EXERCISE GOAL:
Reproduce the listing exactly, with no pictures in your copy.

[Figure record extracts]
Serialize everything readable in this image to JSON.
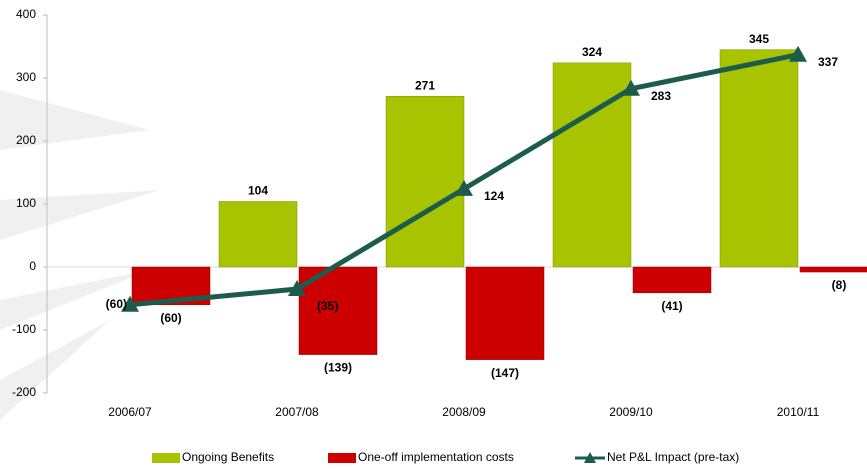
{
  "chart_data": {
    "type": "bar-line",
    "categories": [
      "2006/07",
      "2007/08",
      "2008/09",
      "2009/10",
      "2010/11"
    ],
    "series": [
      {
        "name": "Ongoing Benefits",
        "type": "bar",
        "color": "#a8c400",
        "values": [
          null,
          104,
          271,
          324,
          345
        ]
      },
      {
        "name": "One-off implementation costs",
        "type": "bar",
        "color": "#cc0000",
        "values": [
          -60,
          -139,
          -147,
          -41,
          -8
        ],
        "value_labels": [
          "(60)",
          "(139)",
          "(147)",
          "(41)",
          "(8)"
        ]
      },
      {
        "name": "Net P&L Impact (pre-tax)",
        "type": "line",
        "color": "#1d5c4c",
        "values": [
          -60,
          -35,
          124,
          283,
          337
        ],
        "value_labels": [
          "(60)",
          "(35)",
          "124",
          "283",
          "337"
        ]
      }
    ],
    "ylim": [
      -200,
      400
    ],
    "yticks": [
      -200,
      -100,
      0,
      100,
      200,
      300,
      400
    ]
  }
}
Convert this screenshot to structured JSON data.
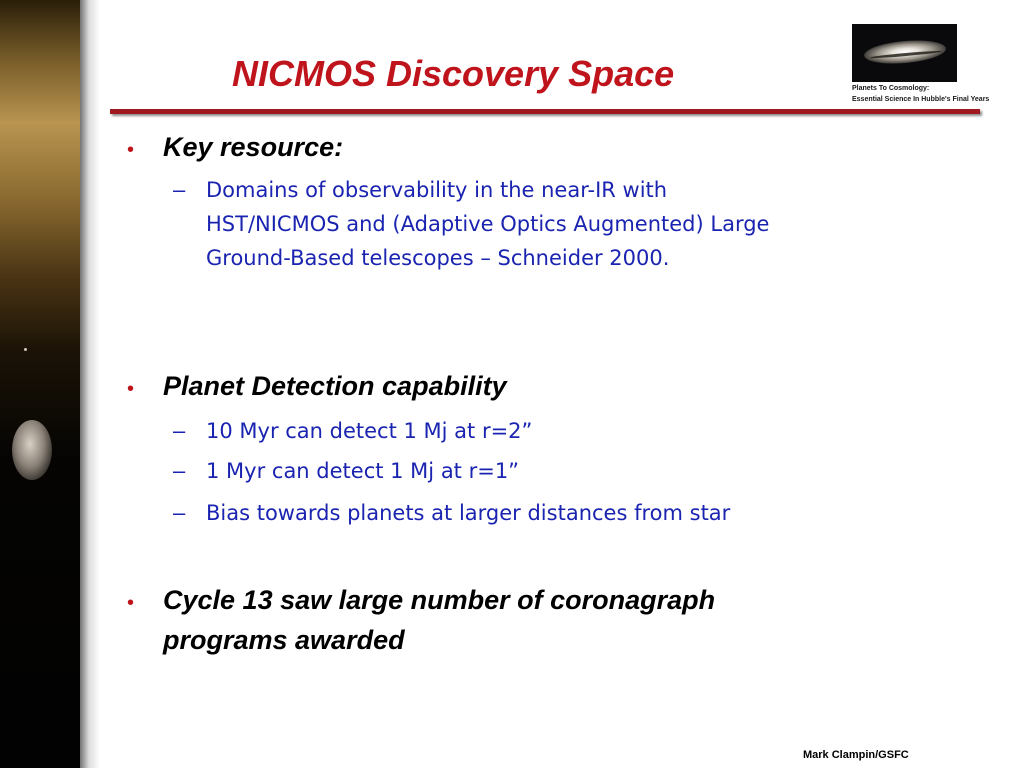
{
  "title": "NICMOS Discovery Space",
  "logo": {
    "line1": "Planets To Cosmology:",
    "line2": "Essential Science In Hubble's Final Years"
  },
  "sections": [
    {
      "heading": "Key resource:",
      "items": [
        "Domains of observability in the near-IR with",
        "HST/NICMOS and (Adaptive Optics Augmented) Large",
        "Ground-Based telescopes – Schneider 2000."
      ]
    },
    {
      "heading": "Planet Detection capability",
      "items": [
        "10 Myr  can detect 1 Mj at r=2”",
        "1 Myr can detect 1 Mj at r=1”",
        "Bias towards planets at larger distances from star"
      ]
    },
    {
      "heading_line1": "Cycle 13 saw large number of coronagraph",
      "heading_line2": "programs awarded"
    }
  ],
  "footer": "Mark Clampin/GSFC"
}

COMPLETED EXERCISE:
Serialize everything readable in this image to JSON.
{
  "chart_data": {
    "type": "bar-line",
    "categories": [
      "2006/07",
      "2007/08",
      "2008/09",
      "2009/10",
      "2010/11"
    ],
    "series": [
      {
        "name": "Ongoing Benefits",
        "type": "bar",
        "color": "#a8c400",
        "values": [
          null,
          104,
          271,
          324,
          345
        ]
      },
      {
        "name": "One-off implementation costs",
        "type": "bar",
        "color": "#cc0000",
        "values": [
          -60,
          -139,
          -147,
          -41,
          -8
        ],
        "value_labels": [
          "(60)",
          "(139)",
          "(147)",
          "(41)",
          "(8)"
        ]
      },
      {
        "name": "Net P&L Impact (pre-tax)",
        "type": "line",
        "color": "#1d5c4c",
        "values": [
          -60,
          -35,
          124,
          283,
          337
        ],
        "value_labels": [
          "(60)",
          "(35)",
          "124",
          "283",
          "337"
        ]
      }
    ],
    "ylim": [
      -200,
      400
    ],
    "yticks": [
      -200,
      -100,
      0,
      100,
      200,
      300,
      400
    ]
  }
}
Convert this screenshot to structured JSON data.
{
  "title": "NICMOS Discovery Space",
  "logo": {
    "line1": "Planets To Cosmology:",
    "line2": "Essential Science In Hubble's Final Years"
  },
  "sections": [
    {
      "heading": "Key resource:",
      "items": [
        "Domains of observability in the near-IR with",
        "HST/NICMOS and (Adaptive Optics Augmented) Large",
        "Ground-Based telescopes – Schneider 2000."
      ]
    },
    {
      "heading": "Planet Detection capability",
      "items": [
        "10 Myr  can detect 1 Mj at r=2”",
        "1 Myr can detect 1 Mj at r=1”",
        "Bias towards planets at larger distances from star"
      ]
    },
    {
      "heading_line1": "Cycle 13 saw large number of coronagraph",
      "heading_line2": "programs awarded"
    }
  ],
  "footer": "Mark Clampin/GSFC"
}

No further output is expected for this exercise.